PROBLEM DESCRIPTION - The answer is one number: how many lines hold the string "Betting".
========================
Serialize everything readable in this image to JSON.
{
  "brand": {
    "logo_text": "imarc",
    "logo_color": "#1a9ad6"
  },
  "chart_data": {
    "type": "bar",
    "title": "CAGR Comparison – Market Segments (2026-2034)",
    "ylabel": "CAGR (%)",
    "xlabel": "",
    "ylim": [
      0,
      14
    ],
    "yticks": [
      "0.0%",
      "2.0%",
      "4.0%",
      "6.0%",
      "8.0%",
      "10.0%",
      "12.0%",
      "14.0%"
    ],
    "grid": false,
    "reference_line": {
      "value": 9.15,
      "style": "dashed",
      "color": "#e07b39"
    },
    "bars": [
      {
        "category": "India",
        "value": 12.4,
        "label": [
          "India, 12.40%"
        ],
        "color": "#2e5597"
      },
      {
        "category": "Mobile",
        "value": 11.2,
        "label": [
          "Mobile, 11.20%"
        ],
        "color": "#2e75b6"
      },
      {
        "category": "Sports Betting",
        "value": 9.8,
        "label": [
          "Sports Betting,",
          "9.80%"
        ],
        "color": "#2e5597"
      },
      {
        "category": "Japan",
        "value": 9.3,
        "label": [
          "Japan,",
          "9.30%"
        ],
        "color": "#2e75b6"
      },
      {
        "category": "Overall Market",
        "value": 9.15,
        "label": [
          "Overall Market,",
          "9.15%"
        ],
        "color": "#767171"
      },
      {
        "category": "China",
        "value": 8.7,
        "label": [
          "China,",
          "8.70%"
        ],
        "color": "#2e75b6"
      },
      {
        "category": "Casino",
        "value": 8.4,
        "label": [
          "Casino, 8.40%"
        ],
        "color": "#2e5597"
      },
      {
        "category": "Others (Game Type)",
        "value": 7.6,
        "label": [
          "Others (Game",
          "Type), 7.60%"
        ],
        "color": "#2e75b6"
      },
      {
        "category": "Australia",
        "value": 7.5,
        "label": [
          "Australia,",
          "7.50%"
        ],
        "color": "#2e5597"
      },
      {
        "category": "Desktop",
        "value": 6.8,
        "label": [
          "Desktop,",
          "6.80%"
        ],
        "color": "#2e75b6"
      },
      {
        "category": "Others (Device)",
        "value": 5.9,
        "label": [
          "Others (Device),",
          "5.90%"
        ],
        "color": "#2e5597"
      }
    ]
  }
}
========================
SOLUTION FOR THIS EXERCISE - 2